Stored dataset items:

○ ○ ○ ○ ○ ○ ○

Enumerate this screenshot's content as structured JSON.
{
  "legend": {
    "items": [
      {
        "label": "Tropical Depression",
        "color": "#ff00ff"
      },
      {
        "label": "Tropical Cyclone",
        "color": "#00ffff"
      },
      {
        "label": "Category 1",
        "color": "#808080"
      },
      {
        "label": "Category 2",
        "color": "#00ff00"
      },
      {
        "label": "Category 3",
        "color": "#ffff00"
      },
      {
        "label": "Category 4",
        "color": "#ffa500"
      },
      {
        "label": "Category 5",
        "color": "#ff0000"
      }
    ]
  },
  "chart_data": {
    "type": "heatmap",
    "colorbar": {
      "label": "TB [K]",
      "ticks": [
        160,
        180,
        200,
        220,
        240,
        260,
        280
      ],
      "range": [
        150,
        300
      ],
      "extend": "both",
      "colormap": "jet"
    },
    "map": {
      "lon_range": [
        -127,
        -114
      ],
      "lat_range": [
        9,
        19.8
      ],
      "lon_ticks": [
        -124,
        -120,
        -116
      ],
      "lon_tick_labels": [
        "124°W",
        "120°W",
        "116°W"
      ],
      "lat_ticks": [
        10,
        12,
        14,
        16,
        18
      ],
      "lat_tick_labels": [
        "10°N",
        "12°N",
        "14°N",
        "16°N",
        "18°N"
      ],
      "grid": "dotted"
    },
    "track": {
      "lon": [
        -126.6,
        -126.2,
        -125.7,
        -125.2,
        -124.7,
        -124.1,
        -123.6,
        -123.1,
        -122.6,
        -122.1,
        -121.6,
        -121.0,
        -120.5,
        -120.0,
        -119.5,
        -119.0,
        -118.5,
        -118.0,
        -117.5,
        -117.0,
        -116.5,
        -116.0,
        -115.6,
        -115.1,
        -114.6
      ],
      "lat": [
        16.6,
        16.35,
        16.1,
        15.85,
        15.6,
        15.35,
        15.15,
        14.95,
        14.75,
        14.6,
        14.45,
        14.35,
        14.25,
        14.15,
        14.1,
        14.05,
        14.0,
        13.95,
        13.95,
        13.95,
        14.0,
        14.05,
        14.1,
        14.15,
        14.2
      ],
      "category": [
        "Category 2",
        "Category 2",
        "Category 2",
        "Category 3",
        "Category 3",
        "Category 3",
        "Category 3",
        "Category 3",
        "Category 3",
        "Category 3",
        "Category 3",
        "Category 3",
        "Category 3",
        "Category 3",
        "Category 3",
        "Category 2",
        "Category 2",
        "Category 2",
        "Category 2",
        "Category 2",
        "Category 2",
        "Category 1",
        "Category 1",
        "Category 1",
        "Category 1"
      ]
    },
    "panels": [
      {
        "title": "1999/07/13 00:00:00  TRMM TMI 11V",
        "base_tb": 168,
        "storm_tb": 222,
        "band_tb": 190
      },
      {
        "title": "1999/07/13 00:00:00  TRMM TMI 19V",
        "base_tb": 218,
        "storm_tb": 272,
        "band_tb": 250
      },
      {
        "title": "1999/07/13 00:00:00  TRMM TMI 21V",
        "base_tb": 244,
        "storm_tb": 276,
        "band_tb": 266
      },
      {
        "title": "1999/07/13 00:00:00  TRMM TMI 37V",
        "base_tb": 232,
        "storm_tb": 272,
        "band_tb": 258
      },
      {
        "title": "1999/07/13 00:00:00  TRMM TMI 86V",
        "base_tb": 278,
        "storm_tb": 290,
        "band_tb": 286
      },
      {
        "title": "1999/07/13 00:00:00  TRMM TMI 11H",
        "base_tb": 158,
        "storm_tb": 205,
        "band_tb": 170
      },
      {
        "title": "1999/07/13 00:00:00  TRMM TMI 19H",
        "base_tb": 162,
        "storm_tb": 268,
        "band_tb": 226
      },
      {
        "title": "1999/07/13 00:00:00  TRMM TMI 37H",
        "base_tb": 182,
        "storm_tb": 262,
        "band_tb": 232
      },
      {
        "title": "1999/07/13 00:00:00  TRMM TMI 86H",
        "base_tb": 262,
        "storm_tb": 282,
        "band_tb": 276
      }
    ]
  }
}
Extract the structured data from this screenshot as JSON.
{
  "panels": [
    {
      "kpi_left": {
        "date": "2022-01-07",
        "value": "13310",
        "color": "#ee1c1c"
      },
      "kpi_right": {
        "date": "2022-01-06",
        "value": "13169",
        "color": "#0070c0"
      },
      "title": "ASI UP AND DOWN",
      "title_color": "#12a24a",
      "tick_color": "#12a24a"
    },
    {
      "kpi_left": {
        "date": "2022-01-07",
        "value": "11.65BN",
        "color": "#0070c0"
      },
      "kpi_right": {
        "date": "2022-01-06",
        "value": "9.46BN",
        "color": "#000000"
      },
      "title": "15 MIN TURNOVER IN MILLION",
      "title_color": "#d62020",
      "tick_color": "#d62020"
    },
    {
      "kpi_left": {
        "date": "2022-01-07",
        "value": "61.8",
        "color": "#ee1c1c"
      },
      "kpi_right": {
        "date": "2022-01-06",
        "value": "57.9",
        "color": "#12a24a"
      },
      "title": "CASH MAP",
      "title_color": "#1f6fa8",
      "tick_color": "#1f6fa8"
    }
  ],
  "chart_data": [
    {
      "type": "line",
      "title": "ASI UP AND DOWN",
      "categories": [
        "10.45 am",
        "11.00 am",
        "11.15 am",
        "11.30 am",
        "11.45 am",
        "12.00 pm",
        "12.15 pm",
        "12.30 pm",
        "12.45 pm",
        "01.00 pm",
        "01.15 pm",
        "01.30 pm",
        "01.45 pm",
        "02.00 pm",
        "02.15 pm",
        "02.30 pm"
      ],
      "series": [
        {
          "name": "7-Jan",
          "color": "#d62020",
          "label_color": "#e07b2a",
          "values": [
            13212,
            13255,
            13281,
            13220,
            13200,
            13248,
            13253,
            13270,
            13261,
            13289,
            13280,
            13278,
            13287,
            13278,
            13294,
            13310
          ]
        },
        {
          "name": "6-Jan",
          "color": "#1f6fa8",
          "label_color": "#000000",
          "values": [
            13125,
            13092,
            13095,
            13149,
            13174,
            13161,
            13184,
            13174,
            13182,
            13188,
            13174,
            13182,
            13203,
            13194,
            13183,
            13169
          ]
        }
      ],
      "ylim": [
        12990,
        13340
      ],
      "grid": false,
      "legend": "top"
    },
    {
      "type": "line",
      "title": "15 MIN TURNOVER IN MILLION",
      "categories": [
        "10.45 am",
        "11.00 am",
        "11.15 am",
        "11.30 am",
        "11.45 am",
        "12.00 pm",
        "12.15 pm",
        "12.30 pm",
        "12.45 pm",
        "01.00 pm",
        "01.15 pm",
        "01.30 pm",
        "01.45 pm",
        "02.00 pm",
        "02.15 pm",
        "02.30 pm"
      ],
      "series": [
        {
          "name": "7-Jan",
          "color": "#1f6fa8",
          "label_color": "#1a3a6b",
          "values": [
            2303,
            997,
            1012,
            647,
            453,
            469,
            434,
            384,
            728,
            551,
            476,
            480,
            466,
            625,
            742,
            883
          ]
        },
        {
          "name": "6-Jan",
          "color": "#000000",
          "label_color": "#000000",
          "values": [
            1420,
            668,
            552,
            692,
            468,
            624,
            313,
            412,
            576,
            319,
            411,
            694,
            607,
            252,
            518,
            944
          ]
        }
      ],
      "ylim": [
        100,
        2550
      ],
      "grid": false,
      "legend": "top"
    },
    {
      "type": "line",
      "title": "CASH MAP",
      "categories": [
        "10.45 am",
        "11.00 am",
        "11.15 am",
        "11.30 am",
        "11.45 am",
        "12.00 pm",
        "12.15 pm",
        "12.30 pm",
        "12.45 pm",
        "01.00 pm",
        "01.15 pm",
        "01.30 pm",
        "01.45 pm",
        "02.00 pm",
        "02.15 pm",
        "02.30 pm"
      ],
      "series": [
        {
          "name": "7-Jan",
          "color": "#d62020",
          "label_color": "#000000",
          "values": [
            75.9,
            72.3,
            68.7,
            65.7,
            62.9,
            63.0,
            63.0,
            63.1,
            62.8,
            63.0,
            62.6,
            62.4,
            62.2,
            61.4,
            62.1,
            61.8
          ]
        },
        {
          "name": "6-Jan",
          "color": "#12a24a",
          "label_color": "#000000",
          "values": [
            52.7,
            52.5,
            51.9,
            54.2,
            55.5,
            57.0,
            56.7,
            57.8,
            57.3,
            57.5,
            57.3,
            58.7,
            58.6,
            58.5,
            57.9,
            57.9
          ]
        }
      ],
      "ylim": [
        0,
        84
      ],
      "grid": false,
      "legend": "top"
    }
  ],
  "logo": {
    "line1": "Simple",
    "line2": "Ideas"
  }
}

○ ○ ○ ○ ○ ○ ○

**Task instructions:** Of the lines above, how many contain the string "JSON"? Only the number is required.

**Worked solution:** 2